Stated exercise:
Make an exact copy of the listing below.

Provided entries:
--- START ---

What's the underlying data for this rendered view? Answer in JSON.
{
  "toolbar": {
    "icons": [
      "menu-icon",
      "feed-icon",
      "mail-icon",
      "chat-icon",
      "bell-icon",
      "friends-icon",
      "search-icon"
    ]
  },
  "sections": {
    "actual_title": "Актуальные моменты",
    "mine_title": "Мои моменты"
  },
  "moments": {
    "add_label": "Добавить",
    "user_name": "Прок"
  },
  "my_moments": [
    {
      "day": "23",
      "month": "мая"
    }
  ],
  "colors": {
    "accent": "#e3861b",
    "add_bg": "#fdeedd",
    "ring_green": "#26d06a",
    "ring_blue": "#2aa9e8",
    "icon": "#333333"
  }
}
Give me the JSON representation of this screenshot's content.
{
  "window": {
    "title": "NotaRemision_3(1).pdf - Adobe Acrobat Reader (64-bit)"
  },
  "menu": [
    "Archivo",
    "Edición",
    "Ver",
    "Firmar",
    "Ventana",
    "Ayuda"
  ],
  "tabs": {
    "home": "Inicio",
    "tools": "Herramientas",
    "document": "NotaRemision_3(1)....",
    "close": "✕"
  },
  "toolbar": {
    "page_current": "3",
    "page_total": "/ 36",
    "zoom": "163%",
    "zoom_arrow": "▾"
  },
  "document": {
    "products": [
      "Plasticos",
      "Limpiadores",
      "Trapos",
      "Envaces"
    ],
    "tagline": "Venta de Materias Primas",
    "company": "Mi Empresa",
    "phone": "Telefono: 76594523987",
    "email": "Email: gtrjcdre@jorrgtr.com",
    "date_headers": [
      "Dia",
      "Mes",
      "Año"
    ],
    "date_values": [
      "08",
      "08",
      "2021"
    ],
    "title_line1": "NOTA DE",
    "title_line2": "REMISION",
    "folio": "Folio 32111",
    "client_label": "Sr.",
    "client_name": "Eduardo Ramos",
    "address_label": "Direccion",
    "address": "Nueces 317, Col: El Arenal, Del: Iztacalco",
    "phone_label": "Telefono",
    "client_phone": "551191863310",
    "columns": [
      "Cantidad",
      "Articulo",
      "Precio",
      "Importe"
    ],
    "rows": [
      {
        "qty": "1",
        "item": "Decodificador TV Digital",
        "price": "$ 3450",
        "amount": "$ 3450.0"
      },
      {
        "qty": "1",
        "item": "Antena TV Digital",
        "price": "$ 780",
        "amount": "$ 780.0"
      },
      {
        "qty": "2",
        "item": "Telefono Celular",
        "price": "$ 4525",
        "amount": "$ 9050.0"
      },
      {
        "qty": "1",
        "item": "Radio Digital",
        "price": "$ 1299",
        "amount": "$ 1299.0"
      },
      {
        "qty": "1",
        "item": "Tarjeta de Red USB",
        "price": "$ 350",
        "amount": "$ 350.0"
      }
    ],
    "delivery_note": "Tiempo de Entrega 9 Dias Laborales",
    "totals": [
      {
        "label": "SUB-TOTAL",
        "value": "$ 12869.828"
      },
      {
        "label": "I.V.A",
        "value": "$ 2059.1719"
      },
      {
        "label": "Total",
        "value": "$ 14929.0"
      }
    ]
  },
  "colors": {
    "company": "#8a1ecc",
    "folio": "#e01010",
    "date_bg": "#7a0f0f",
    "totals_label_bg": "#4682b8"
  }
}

--- END ---

Task result:
What's the underlying data for this rendered view? Answer in JSON.
{
  "toolbar": {
    "icons": [
      "menu-icon",
      "feed-icon",
      "mail-icon",
      "chat-icon",
      "bell-icon",
      "friends-icon",
      "search-icon"
    ]
  },
  "sections": {
    "actual_title": "Актуальные моменты",
    "mine_title": "Мои моменты"
  },
  "moments": {
    "add_label": "Добавить",
    "user_name": "Прок"
  },
  "my_moments": [
    {
      "day": "23",
      "month": "мая"
    }
  ],
  "colors": {
    "accent": "#e3861b",
    "add_bg": "#fdeedd",
    "ring_green": "#26d06a",
    "ring_blue": "#2aa9e8",
    "icon": "#333333"
  }
}
Give me the JSON representation of this screenshot's content.
{
  "window": {
    "title": "NotaRemision_3(1).pdf - Adobe Acrobat Reader (64-bit)"
  },
  "menu": [
    "Archivo",
    "Edición",
    "Ver",
    "Firmar",
    "Ventana",
    "Ayuda"
  ],
  "tabs": {
    "home": "Inicio",
    "tools": "Herramientas",
    "document": "NotaRemision_3(1)....",
    "close": "✕"
  },
  "toolbar": {
    "page_current": "3",
    "page_total": "/ 36",
    "zoom": "163%",
    "zoom_arrow": "▾"
  },
  "document": {
    "products": [
      "Plasticos",
      "Limpiadores",
      "Trapos",
      "Envaces"
    ],
    "tagline": "Venta de Materias Primas",
    "company": "Mi Empresa",
    "phone": "Telefono: 76594523987",
    "email": "Email: gtrjcdre@jorrgtr.com",
    "date_headers": [
      "Dia",
      "Mes",
      "Año"
    ],
    "date_values": [
      "08",
      "08",
      "2021"
    ],
    "title_line1": "NOTA DE",
    "title_line2": "REMISION",
    "folio": "Folio 32111",
    "client_label": "Sr.",
    "client_name": "Eduardo Ramos",
    "address_label": "Direccion",
    "address": "Nueces 317, Col: El Arenal, Del: Iztacalco",
    "phone_label": "Telefono",
    "client_phone": "551191863310",
    "columns": [
      "Cantidad",
      "Articulo",
      "Precio",
      "Importe"
    ],
    "rows": [
      {
        "qty": "1",
        "item": "Decodificador TV Digital",
        "price": "$ 3450",
        "amount": "$ 3450.0"
      },
      {
        "qty": "1",
        "item": "Antena TV Digital",
        "price": "$ 780",
        "amount": "$ 780.0"
      },
      {
        "qty": "2",
        "item": "Telefono Celular",
        "price": "$ 4525",
        "amount": "$ 9050.0"
      },
      {
        "qty": "1",
        "item": "Radio Digital",
        "price": "$ 1299",
        "amount": "$ 1299.0"
      },
      {
        "qty": "1",
        "item": "Tarjeta de Red USB",
        "price": "$ 350",
        "amount": "$ 350.0"
      }
    ],
    "delivery_note": "Tiempo de Entrega 9 Dias Laborales",
    "totals": [
      {
        "label": "SUB-TOTAL",
        "value": "$ 12869.828"
      },
      {
        "label": "I.V.A",
        "value": "$ 2059.1719"
      },
      {
        "label": "Total",
        "value": "$ 14929.0"
      }
    ]
  },
  "colors": {
    "company": "#8a1ecc",
    "folio": "#e01010",
    "date_bg": "#7a0f0f",
    "totals_label_bg": "#4682b8"
  }
}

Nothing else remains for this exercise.